SÉRIE D'EXERCICES -
(1) Selon l'extrait, combien de temps la crise liée à l'éruption volcanique de l'Eyjafjöll a-t-elle duré ?
(2) Recopiez le passage de l'extrait en partant de « M. Éric CHEVALLIER a indiqué que les » et en allant jusqu'à « dizaine de jours. » inclus.

Mme Catherine DI FOLCO a indiqué qu’en tant que présidente du groupe interparlementaire d’amitié France-Vanuatu-Iles du Pacifique, les ambassades pouvaient donner l’impression de prendre seules « les choses en main ». Elle s’est notamment interrogée sur ce qui distinguait l’action du MEAE durant la crise de la Covid-19 de celle qui a fait suite à l’éruption volcanique de l'Eyjafjöll (Islande) en 2010. Enfin, elle a demandé quelles étaient les sources principales d’information du CDCS en cas de crises.

M. Éric CHEVALLIER a indiqué que les ambassades et consulats jouaient en effet un rôle important. Le CDCS participe à la formation de leur personnel de plusieurs façons : par une formation avant de prendre leur poste (ambassadeurs, consuls généraux, officiers de sécurité…) et par des missions sur place ou à distance et des exercices de gestion de crise. Concernant les sources d’informations,  M. Éric CHEVALLIER a indiqué qu’elles étaient multiples, le CDCS menant une veille des sources ouvertes et fermées. Enfin, concernant l’éruption volcanique de l'Eyjafjöll, il a rappelé que la crise était alors importante mais sans comparaison avec celle de la Covid, qui concerne l’ensemble des pays du monde et pour une durée nettement plus longue : 3 mois complets contre une dizaine de jours.

À M. Jean-Pierre GRAND qui s’enquerrait de l’existence d’une voie privilégiéepour les parlementaires de contact avec le CDCS, M. Éric CHEVALLIER a indiqué que le CDCS était joignable à tout moment.

DONNÉES EXTRAITES -
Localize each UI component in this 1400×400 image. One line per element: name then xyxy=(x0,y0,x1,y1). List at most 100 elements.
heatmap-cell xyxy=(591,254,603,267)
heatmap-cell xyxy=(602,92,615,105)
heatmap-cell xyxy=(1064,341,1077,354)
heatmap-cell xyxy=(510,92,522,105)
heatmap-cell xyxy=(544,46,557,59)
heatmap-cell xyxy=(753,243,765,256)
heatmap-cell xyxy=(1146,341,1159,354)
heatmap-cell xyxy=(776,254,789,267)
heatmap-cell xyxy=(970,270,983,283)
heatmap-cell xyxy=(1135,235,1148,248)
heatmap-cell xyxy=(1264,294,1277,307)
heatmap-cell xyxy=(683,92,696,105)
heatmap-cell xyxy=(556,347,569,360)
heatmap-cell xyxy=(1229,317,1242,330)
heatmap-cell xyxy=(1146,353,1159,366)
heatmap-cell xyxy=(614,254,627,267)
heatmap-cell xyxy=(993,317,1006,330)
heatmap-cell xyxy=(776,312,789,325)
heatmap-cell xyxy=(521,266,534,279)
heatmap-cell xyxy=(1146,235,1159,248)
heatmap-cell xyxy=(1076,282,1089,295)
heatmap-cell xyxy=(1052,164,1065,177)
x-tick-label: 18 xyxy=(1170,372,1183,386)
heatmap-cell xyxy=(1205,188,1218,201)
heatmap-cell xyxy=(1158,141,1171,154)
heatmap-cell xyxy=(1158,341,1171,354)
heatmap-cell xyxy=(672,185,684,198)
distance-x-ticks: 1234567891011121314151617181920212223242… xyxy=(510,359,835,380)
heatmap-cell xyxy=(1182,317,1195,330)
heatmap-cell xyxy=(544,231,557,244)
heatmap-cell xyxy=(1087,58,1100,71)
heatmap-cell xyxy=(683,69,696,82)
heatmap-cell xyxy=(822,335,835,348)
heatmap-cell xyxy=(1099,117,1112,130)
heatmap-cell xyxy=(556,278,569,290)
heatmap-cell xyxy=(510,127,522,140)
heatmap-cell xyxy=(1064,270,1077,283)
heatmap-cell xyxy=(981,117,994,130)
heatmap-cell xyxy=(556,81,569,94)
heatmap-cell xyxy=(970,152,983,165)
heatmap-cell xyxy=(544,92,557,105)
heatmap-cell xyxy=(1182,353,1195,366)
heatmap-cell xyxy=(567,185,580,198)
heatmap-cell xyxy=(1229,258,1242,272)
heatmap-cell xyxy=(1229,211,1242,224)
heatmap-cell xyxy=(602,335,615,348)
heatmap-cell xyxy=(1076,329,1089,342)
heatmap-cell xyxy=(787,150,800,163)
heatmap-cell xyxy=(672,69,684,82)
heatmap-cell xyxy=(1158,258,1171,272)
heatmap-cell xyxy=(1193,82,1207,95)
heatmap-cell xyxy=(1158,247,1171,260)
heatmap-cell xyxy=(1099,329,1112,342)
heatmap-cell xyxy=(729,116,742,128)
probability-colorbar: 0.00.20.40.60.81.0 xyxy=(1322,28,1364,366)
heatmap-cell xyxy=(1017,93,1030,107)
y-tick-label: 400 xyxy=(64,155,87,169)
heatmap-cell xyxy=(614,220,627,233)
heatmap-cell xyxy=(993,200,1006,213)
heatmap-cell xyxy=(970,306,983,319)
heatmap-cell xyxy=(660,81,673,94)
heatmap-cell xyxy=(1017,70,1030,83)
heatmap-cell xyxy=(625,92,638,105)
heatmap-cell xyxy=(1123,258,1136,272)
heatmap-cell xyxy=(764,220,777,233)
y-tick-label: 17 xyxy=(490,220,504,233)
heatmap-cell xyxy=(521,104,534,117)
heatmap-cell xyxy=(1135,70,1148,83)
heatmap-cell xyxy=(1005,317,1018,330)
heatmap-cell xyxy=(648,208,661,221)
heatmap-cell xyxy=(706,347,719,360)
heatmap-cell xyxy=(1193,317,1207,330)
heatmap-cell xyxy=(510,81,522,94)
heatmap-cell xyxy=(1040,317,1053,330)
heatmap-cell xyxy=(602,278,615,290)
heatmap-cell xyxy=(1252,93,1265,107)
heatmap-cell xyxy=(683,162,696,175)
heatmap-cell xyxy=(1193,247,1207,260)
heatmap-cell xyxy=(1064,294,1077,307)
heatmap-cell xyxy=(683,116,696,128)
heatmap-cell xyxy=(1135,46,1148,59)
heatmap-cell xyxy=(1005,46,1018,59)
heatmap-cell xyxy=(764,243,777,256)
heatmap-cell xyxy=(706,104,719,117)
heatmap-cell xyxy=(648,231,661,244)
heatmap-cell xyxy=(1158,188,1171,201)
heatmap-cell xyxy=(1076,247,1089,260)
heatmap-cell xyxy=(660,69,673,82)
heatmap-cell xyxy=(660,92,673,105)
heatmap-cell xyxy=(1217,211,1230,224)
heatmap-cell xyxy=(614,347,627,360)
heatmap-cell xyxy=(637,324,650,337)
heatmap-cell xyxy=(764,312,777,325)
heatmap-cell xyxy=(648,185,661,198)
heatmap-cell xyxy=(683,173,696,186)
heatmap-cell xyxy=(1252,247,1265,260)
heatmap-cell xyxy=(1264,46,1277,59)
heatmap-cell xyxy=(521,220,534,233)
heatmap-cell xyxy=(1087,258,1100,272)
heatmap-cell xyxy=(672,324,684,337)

RÉPONSES PAR NUMÉRO -
(1) Une dizaine de jours.

(2)
M. Éric CHEVALLIER a indiqué que les ambassades et consulats jouaient en effet un rôle important. Le CDCS participe à la formation de leur personnel de plusieurs façons : par une formation avant de prendre leur poste (ambassadeurs, consuls généraux, officiers de sécurité…) et par des missions sur place ou à distance et des exercices de gestion de crise. Concernant les sources d’informations,  M. Éric CHEVALLIER a indiqué qu’elles étaient multiples, le CDCS menant une veille des sources ouvertes et fermées. Enfin, concernant l’éruption volcanique de l'Eyjafjöll, il a rappelé que la crise était alors importante mais sans comparaison avec celle de la Covid, qui concerne l’ensemble des pays du monde et pour une durée nettement plus longue : 3 mois complets contre une dizaine de jours.